▶ _Provided information_
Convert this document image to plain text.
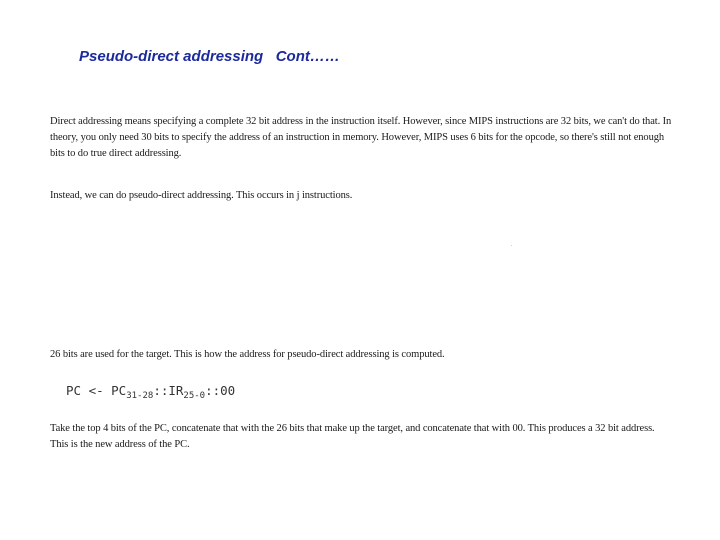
Pseudo-direct addressing   Cont……

Direct addressing means specifying a complete 32 bit address in the instruction itself. However, since MIPS instructions are 32 bits, we can't do that. In theory, you only need 30 bits to specify the address of an instruction in memory. However, MIPS uses 6 bits for the opcode, so there's still not enough bits to do true direct addressing.

Instead, we can do pseudo-direct addressing. This occurs in j instructions.

26 bits are used for the target. This is how the address for pseudo-direct addressing is computed.

PC <- $PC_{31-28}::IR_{25-0}::00$

Take the top 4 bits of the PC, concatenate that with the 26 bits that make up the target, and concatenate that with 00. This produces a 32 bit address. This is the new address of the PC.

▶ _What to produce_
Each record must be quoted in full and exactly. Do not include the pictures.

▶ _Response below_
Convert this document image to plain text.
Pseudo-direct addressing   Cont……

Direct addressing means specifying a complete 32 bit address in the instruction itself. However, since MIPS instructions are 32 bits, we can't do that. In theory, you only need 30 bits to specify the address of an instruction in memory. However, MIPS uses 6 bits for the opcode, so there's still not enough bits to do true direct addressing.

Instead, we can do pseudo-direct addressing. This occurs in j instructions.

26 bits are used for the target. This is how the address for pseudo-direct addressing is computed.

PC <- $PC_{31-28}::IR_{25-0}::00$

Take the top 4 bits of the PC, concatenate that with the 26 bits that make up the target, and concatenate that with 00. This produces a 32 bit address. This is the new address of the PC.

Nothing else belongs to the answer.